(Data records)
--------

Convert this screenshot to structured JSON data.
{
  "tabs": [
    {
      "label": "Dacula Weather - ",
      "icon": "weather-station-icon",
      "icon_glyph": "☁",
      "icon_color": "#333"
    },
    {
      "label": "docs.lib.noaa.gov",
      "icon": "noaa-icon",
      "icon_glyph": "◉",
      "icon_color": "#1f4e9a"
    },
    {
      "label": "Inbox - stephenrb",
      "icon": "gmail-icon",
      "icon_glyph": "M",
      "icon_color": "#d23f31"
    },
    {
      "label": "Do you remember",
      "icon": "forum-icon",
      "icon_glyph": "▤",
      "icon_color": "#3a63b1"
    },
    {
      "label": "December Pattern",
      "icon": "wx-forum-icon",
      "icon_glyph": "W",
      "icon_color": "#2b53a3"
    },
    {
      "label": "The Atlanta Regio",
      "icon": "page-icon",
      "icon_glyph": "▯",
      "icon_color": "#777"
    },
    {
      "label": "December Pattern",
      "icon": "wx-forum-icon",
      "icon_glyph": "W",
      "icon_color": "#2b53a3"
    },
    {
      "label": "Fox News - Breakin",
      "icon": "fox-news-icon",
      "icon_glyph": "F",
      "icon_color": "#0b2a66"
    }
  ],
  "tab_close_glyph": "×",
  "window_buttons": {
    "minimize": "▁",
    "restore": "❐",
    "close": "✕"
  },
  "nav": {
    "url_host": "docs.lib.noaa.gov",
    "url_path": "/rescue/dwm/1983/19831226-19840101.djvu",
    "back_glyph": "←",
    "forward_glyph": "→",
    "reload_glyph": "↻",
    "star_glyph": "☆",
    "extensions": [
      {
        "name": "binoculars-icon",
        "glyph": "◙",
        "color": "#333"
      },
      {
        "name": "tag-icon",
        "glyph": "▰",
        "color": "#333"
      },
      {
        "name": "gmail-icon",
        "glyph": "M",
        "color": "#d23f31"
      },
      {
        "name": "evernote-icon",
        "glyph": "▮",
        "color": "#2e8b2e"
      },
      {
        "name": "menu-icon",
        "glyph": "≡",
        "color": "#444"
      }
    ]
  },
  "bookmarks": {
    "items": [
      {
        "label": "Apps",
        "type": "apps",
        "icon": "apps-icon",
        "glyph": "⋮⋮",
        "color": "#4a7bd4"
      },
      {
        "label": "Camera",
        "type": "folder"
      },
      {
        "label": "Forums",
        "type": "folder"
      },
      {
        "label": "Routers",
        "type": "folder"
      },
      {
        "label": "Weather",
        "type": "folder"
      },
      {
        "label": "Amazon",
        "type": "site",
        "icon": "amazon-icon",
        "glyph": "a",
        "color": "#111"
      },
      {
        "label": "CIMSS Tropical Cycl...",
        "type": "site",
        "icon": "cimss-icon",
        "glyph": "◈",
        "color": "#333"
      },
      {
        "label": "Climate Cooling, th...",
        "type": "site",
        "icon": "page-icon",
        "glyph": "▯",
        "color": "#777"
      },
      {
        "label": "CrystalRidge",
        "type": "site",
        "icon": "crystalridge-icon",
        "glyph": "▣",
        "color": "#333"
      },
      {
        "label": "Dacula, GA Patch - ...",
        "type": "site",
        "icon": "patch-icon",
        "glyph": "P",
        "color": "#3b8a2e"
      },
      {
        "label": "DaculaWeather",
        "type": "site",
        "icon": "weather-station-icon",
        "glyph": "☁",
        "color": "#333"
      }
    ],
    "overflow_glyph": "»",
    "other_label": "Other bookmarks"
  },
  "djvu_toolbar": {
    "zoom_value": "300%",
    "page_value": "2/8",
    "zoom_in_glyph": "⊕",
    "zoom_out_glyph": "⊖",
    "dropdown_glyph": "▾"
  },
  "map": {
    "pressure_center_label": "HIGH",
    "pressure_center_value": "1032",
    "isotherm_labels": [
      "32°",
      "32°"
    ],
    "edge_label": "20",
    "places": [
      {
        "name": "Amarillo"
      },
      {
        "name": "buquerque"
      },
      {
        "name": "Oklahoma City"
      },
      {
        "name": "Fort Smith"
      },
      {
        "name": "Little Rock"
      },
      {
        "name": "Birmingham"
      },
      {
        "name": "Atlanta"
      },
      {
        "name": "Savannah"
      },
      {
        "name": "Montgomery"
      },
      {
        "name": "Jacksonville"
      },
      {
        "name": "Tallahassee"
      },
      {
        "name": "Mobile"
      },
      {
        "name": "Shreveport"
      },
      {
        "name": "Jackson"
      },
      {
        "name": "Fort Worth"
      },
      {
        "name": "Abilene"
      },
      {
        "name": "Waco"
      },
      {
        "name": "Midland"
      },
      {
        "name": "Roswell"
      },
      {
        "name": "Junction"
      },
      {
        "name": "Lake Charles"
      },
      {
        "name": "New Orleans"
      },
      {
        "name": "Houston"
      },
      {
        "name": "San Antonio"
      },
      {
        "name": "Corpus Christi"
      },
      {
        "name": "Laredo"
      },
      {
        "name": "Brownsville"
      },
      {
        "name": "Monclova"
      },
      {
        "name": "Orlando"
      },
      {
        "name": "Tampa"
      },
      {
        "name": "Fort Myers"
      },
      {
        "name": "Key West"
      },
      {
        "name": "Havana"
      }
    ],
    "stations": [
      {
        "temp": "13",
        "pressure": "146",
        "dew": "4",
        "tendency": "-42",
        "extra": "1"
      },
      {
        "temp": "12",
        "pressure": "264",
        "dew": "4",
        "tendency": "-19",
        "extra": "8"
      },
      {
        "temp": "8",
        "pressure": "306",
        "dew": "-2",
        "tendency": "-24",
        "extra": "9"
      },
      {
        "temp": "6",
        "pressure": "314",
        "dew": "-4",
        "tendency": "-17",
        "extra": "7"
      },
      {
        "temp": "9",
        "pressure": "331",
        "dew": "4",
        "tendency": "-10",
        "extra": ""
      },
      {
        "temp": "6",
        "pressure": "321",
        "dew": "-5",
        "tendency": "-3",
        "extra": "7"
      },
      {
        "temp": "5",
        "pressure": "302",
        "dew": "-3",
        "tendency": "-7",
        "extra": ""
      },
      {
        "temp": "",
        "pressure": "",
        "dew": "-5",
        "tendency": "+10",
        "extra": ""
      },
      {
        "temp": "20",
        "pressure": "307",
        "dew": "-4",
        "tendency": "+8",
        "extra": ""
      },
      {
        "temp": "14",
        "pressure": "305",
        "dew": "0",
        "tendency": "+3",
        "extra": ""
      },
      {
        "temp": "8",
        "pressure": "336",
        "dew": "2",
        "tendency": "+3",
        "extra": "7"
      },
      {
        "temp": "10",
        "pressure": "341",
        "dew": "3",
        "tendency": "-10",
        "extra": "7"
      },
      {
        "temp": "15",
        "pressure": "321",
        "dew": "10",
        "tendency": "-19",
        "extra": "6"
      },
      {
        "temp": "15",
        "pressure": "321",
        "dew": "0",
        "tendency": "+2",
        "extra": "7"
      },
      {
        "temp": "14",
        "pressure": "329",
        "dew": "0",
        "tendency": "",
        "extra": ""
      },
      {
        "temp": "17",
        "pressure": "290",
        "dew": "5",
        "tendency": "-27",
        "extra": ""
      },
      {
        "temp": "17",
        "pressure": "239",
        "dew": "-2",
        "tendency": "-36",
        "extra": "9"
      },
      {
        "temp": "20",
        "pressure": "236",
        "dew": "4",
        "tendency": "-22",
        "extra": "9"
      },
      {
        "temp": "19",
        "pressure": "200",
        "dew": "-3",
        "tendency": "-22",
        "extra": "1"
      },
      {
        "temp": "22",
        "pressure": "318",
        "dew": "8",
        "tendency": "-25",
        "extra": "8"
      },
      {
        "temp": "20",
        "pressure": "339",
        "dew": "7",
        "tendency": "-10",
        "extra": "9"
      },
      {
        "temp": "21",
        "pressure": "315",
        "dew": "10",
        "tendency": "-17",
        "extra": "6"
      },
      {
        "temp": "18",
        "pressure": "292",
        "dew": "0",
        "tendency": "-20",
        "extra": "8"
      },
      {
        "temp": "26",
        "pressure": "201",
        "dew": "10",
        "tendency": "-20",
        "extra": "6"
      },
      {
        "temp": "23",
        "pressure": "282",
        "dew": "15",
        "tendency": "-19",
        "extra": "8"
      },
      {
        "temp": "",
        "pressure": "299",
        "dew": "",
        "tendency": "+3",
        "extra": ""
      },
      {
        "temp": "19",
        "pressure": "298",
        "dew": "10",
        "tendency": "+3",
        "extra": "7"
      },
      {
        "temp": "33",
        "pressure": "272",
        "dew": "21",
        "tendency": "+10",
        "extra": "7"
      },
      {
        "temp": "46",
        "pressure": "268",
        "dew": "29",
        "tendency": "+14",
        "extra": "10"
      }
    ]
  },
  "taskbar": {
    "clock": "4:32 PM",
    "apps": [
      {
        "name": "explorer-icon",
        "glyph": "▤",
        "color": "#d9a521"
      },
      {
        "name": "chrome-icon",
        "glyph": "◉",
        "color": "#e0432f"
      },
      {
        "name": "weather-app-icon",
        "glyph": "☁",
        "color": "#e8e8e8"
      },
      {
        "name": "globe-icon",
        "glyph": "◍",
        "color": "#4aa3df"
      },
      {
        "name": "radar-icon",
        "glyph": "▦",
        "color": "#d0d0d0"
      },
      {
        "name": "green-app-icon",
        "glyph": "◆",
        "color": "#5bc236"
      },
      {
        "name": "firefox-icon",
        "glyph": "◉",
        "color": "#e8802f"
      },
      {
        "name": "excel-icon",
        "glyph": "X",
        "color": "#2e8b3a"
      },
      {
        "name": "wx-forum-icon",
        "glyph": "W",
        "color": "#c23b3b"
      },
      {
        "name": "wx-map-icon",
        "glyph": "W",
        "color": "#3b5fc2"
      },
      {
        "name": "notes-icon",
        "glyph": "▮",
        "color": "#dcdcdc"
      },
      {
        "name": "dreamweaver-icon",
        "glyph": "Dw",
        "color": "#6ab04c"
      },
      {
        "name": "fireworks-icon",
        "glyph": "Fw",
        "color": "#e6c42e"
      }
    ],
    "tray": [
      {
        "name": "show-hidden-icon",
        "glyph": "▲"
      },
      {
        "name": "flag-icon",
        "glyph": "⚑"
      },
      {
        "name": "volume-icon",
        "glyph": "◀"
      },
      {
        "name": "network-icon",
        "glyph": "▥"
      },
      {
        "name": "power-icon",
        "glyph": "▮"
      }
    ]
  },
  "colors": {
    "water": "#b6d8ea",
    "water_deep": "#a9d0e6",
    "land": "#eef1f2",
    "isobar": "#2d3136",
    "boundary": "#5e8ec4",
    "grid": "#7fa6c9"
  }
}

--------

**WHAT IS BEING ASKED:** Copy every line above that includes the string "bookmarks".

**REPLY:**
  "bookmarks": {
    "other_label": "Other bookmarks"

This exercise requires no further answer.